◆ What the task asks
The records should be repeated word for word, pictures excluded.

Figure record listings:
* * *
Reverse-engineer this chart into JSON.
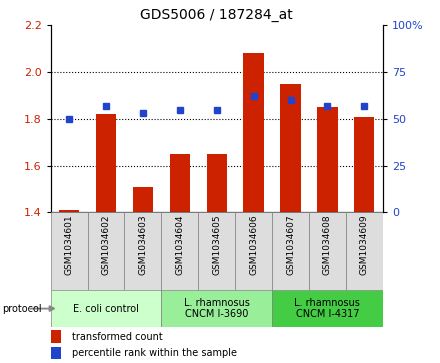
{
  "title": "GDS5006 / 187284_at",
  "samples": [
    "GSM1034601",
    "GSM1034602",
    "GSM1034603",
    "GSM1034604",
    "GSM1034605",
    "GSM1034606",
    "GSM1034607",
    "GSM1034608",
    "GSM1034609"
  ],
  "transformed_count": [
    1.41,
    1.82,
    1.51,
    1.65,
    1.65,
    2.08,
    1.95,
    1.85,
    1.81
  ],
  "percentile_rank": [
    50,
    57,
    53,
    55,
    55,
    62,
    60,
    57,
    57
  ],
  "bar_color": "#cc2200",
  "dot_color": "#2244cc",
  "ylim_left": [
    1.4,
    2.2
  ],
  "ylim_right": [
    0,
    100
  ],
  "yticks_left": [
    1.4,
    1.6,
    1.8,
    2.0,
    2.2
  ],
  "yticks_right": [
    0,
    25,
    50,
    75,
    100
  ],
  "ytick_labels_right": [
    "0",
    "25",
    "50",
    "75",
    "100%"
  ],
  "protocol_colors": [
    "#ccffcc",
    "#99ee99",
    "#44cc44"
  ],
  "protocol_labels": [
    "E. coli control",
    "L. rhamnosus\nCNCM I-3690",
    "L. rhamnosus\nCNCM I-4317"
  ],
  "protocol_ranges": [
    [
      0,
      3
    ],
    [
      3,
      6
    ],
    [
      6,
      9
    ]
  ],
  "legend_labels": [
    "transformed count",
    "percentile rank within the sample"
  ],
  "legend_colors": [
    "#cc2200",
    "#2244cc"
  ],
  "protocol_label": "protocol",
  "bar_bottom": 1.4,
  "bar_width": 0.55,
  "sample_box_color": "#dddddd",
  "grid_color": "black",
  "grid_lines": [
    1.6,
    1.8,
    2.0
  ]
}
* * *
◆ Result for this exercise
Reverse-engineer this chart into JSON.
{
  "title": "GDS5006 / 187284_at",
  "samples": [
    "GSM1034601",
    "GSM1034602",
    "GSM1034603",
    "GSM1034604",
    "GSM1034605",
    "GSM1034606",
    "GSM1034607",
    "GSM1034608",
    "GSM1034609"
  ],
  "transformed_count": [
    1.41,
    1.82,
    1.51,
    1.65,
    1.65,
    2.08,
    1.95,
    1.85,
    1.81
  ],
  "percentile_rank": [
    50,
    57,
    53,
    55,
    55,
    62,
    60,
    57,
    57
  ],
  "bar_color": "#cc2200",
  "dot_color": "#2244cc",
  "ylim_left": [
    1.4,
    2.2
  ],
  "ylim_right": [
    0,
    100
  ],
  "yticks_left": [
    1.4,
    1.6,
    1.8,
    2.0,
    2.2
  ],
  "yticks_right": [
    0,
    25,
    50,
    75,
    100
  ],
  "ytick_labels_right": [
    "0",
    "25",
    "50",
    "75",
    "100%"
  ],
  "protocol_colors": [
    "#ccffcc",
    "#99ee99",
    "#44cc44"
  ],
  "protocol_labels": [
    "E. coli control",
    "L. rhamnosus\nCNCM I-3690",
    "L. rhamnosus\nCNCM I-4317"
  ],
  "protocol_ranges": [
    [
      0,
      3
    ],
    [
      3,
      6
    ],
    [
      6,
      9
    ]
  ],
  "legend_labels": [
    "transformed count",
    "percentile rank within the sample"
  ],
  "legend_colors": [
    "#cc2200",
    "#2244cc"
  ],
  "protocol_label": "protocol",
  "bar_bottom": 1.4,
  "bar_width": 0.55,
  "sample_box_color": "#dddddd",
  "grid_color": "black",
  "grid_lines": [
    1.6,
    1.8,
    2.0
  ]
}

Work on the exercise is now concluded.